Show each line from the listing that includes the word "Richard".

((

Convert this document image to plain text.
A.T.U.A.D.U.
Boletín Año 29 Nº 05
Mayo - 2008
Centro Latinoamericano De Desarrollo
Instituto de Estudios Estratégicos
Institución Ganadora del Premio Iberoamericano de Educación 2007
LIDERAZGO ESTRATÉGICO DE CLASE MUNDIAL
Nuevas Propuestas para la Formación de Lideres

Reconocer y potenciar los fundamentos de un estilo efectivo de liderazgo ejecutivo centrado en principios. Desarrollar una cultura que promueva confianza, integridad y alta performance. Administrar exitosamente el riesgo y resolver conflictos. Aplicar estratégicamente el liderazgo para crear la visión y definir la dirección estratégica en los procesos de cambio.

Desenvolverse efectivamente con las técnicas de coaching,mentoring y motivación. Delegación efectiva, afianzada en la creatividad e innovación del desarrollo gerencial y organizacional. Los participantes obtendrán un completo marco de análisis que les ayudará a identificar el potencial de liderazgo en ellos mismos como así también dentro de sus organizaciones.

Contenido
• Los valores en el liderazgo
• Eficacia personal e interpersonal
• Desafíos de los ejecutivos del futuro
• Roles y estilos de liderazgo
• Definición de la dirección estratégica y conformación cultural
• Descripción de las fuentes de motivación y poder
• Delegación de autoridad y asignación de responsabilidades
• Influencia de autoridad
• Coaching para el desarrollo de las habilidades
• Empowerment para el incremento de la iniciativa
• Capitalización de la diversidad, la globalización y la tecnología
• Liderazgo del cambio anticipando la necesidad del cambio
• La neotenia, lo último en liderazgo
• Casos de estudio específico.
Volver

))
((

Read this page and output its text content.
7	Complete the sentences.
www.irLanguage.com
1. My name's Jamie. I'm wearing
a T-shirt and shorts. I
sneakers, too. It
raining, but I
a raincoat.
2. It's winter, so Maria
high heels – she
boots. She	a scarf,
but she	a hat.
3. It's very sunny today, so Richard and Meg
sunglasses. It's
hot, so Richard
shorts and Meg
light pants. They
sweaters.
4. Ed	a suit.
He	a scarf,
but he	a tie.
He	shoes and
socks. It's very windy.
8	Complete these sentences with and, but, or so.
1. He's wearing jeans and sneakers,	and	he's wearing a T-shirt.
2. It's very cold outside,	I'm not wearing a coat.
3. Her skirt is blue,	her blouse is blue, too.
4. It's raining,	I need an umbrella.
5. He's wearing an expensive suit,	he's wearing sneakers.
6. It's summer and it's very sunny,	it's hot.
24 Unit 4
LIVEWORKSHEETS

))

#### [The answer]
3. It's very sunny today, so Richard and Meg
hot, so Richard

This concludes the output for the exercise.